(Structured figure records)
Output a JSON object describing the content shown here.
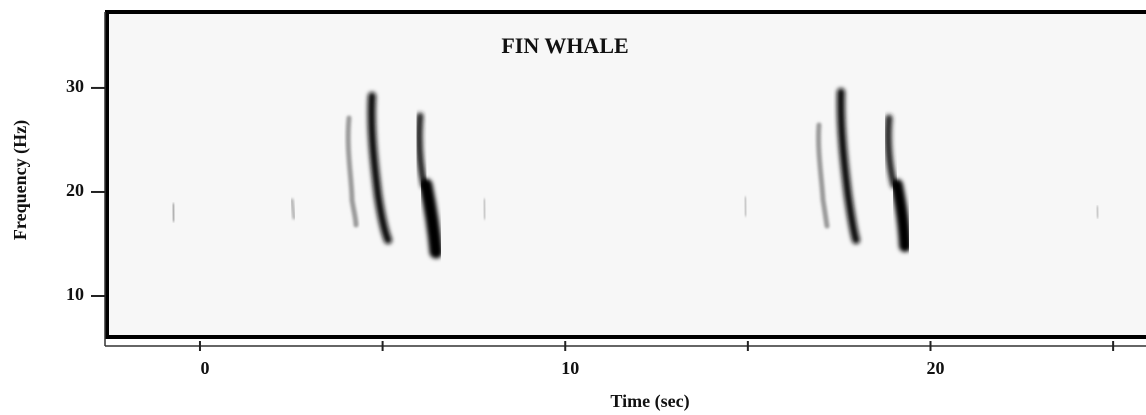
{
  "chart_data": {
    "type": "spectrogram",
    "title": "FIN WHALE",
    "xlabel": "Time (sec)",
    "ylabel": "Frequency (Hz)",
    "xlim": [
      -2.6,
      25.9
    ],
    "ylim": [
      6.06,
      37.3
    ],
    "xticks": [
      0,
      10,
      20
    ],
    "xminor_ticks": [
      5,
      15,
      25
    ],
    "yticks": [
      10,
      20,
      30
    ]
  }
}
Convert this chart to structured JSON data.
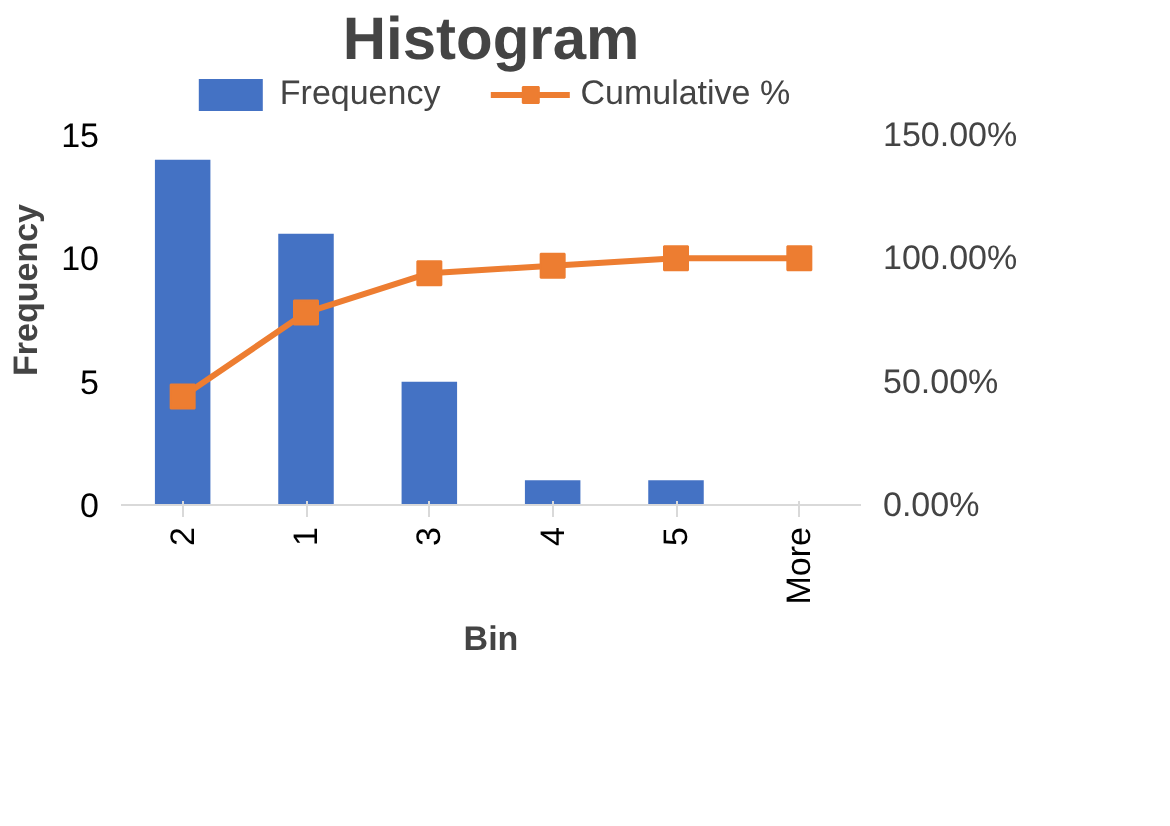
{
  "chart_data": {
    "type": "bar",
    "title": "Histogram",
    "xlabel": "Bin",
    "ylabel": "Frequency",
    "categories": [
      "2",
      "1",
      "3",
      "4",
      "5",
      "More"
    ],
    "series": [
      {
        "name": "Frequency",
        "color": "#4472c4",
        "values": [
          14,
          11,
          5,
          1,
          1,
          0
        ]
      },
      {
        "name": "Cumulative %",
        "color": "#ed7d31",
        "type": "line",
        "axis": "y2",
        "marker": "square",
        "values": [
          44,
          78,
          94,
          97,
          100,
          100
        ]
      }
    ],
    "ylim": [
      0,
      15
    ],
    "yticks": [
      0,
      5,
      10,
      15
    ],
    "y2lim": [
      0,
      150
    ],
    "y2ticks": [
      {
        "value": 0,
        "label": "0.00%"
      },
      {
        "value": 50,
        "label": "50.00%"
      },
      {
        "value": 100,
        "label": "100.00%"
      },
      {
        "value": 150,
        "label": "150.00%"
      }
    ],
    "grid": false,
    "legend": "top"
  }
}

- [YOUR TASK]: Write out the whole listing exactly, and drop the pictures.

- [TASK OUTPUT]:
Output a JSON object describing the content shown here.
{
  "chart_data": {
    "type": "spectrogram",
    "title": "FIN WHALE",
    "xlabel": "Time (sec)",
    "ylabel": "Frequency (Hz)",
    "xlim": [
      -2.6,
      25.9
    ],
    "ylim": [
      6.06,
      37.3
    ],
    "xticks": [
      0,
      10,
      20
    ],
    "xminor_ticks": [
      5,
      15,
      25
    ],
    "yticks": [
      10,
      20,
      30
    ]
  }
}
Convert this chart to structured JSON data.
{
  "chart_data": {
    "type": "bar",
    "title": "Histogram",
    "xlabel": "Bin",
    "ylabel": "Frequency",
    "categories": [
      "2",
      "1",
      "3",
      "4",
      "5",
      "More"
    ],
    "series": [
      {
        "name": "Frequency",
        "color": "#4472c4",
        "values": [
          14,
          11,
          5,
          1,
          1,
          0
        ]
      },
      {
        "name": "Cumulative %",
        "color": "#ed7d31",
        "type": "line",
        "axis": "y2",
        "marker": "square",
        "values": [
          44,
          78,
          94,
          97,
          100,
          100
        ]
      }
    ],
    "ylim": [
      0,
      15
    ],
    "yticks": [
      0,
      5,
      10,
      15
    ],
    "y2lim": [
      0,
      150
    ],
    "y2ticks": [
      {
        "value": 0,
        "label": "0.00%"
      },
      {
        "value": 50,
        "label": "50.00%"
      },
      {
        "value": 100,
        "label": "100.00%"
      },
      {
        "value": 150,
        "label": "150.00%"
      }
    ],
    "grid": false,
    "legend": "top"
  }
}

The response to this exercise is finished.